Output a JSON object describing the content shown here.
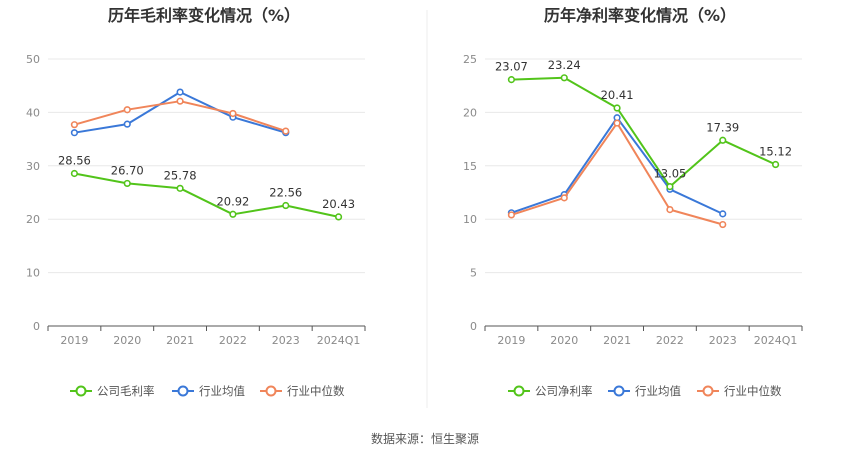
{
  "footer": {
    "source": "数据来源：恒生聚源"
  },
  "colors": {
    "company": "#52c41a",
    "industry_avg": "#3a78d8",
    "industry_median": "#f0855a",
    "grid": "#e8e8e8",
    "axis": "#555555"
  },
  "chart_data": [
    {
      "type": "line",
      "title": "历年毛利率变化情况（%）",
      "categories": [
        "2019",
        "2020",
        "2021",
        "2022",
        "2023",
        "2024Q1"
      ],
      "ylim": [
        0,
        50
      ],
      "yticks": [
        0,
        10,
        20,
        30,
        40,
        50
      ],
      "grid": true,
      "legend_position": "bottom",
      "series": [
        {
          "name": "公司毛利率",
          "color": "#52c41a",
          "labels": true,
          "values": [
            28.56,
            26.7,
            25.78,
            20.92,
            22.56,
            20.43
          ]
        },
        {
          "name": "行业均值",
          "color": "#3a78d8",
          "labels": false,
          "values": [
            36.2,
            37.8,
            43.8,
            39.1,
            36.2,
            null
          ]
        },
        {
          "name": "行业中位数",
          "color": "#f0855a",
          "labels": false,
          "values": [
            37.7,
            40.5,
            42.1,
            39.8,
            36.5,
            null
          ]
        }
      ]
    },
    {
      "type": "line",
      "title": "历年净利率变化情况（%）",
      "categories": [
        "2019",
        "2020",
        "2021",
        "2022",
        "2023",
        "2024Q1"
      ],
      "ylim": [
        0,
        25
      ],
      "yticks": [
        0,
        5,
        10,
        15,
        20,
        25
      ],
      "grid": true,
      "legend_position": "bottom",
      "series": [
        {
          "name": "公司净利率",
          "color": "#52c41a",
          "labels": true,
          "values": [
            23.07,
            23.24,
            20.41,
            13.05,
            17.39,
            15.12
          ]
        },
        {
          "name": "行业均值",
          "color": "#3a78d8",
          "labels": false,
          "values": [
            10.6,
            12.3,
            19.5,
            12.8,
            10.5,
            null
          ]
        },
        {
          "name": "行业中位数",
          "color": "#f0855a",
          "labels": false,
          "values": [
            10.4,
            12.0,
            19.0,
            10.9,
            9.5,
            null
          ]
        }
      ]
    }
  ]
}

## Problem requirements
Leave out the pictures and transcribe the entries above exactly.

## Result of the task
Output a JSON object describing the content shown here.
{
  "footer": {
    "source": "数据来源：恒生聚源"
  },
  "colors": {
    "company": "#52c41a",
    "industry_avg": "#3a78d8",
    "industry_median": "#f0855a",
    "grid": "#e8e8e8",
    "axis": "#555555"
  },
  "chart_data": [
    {
      "type": "line",
      "title": "历年毛利率变化情况（%）",
      "categories": [
        "2019",
        "2020",
        "2021",
        "2022",
        "2023",
        "2024Q1"
      ],
      "ylim": [
        0,
        50
      ],
      "yticks": [
        0,
        10,
        20,
        30,
        40,
        50
      ],
      "grid": true,
      "legend_position": "bottom",
      "series": [
        {
          "name": "公司毛利率",
          "color": "#52c41a",
          "labels": true,
          "values": [
            28.56,
            26.7,
            25.78,
            20.92,
            22.56,
            20.43
          ]
        },
        {
          "name": "行业均值",
          "color": "#3a78d8",
          "labels": false,
          "values": [
            36.2,
            37.8,
            43.8,
            39.1,
            36.2,
            null
          ]
        },
        {
          "name": "行业中位数",
          "color": "#f0855a",
          "labels": false,
          "values": [
            37.7,
            40.5,
            42.1,
            39.8,
            36.5,
            null
          ]
        }
      ]
    },
    {
      "type": "line",
      "title": "历年净利率变化情况（%）",
      "categories": [
        "2019",
        "2020",
        "2021",
        "2022",
        "2023",
        "2024Q1"
      ],
      "ylim": [
        0,
        25
      ],
      "yticks": [
        0,
        5,
        10,
        15,
        20,
        25
      ],
      "grid": true,
      "legend_position": "bottom",
      "series": [
        {
          "name": "公司净利率",
          "color": "#52c41a",
          "labels": true,
          "values": [
            23.07,
            23.24,
            20.41,
            13.05,
            17.39,
            15.12
          ]
        },
        {
          "name": "行业均值",
          "color": "#3a78d8",
          "labels": false,
          "values": [
            10.6,
            12.3,
            19.5,
            12.8,
            10.5,
            null
          ]
        },
        {
          "name": "行业中位数",
          "color": "#f0855a",
          "labels": false,
          "values": [
            10.4,
            12.0,
            19.0,
            10.9,
            9.5,
            null
          ]
        }
      ]
    }
  ]
}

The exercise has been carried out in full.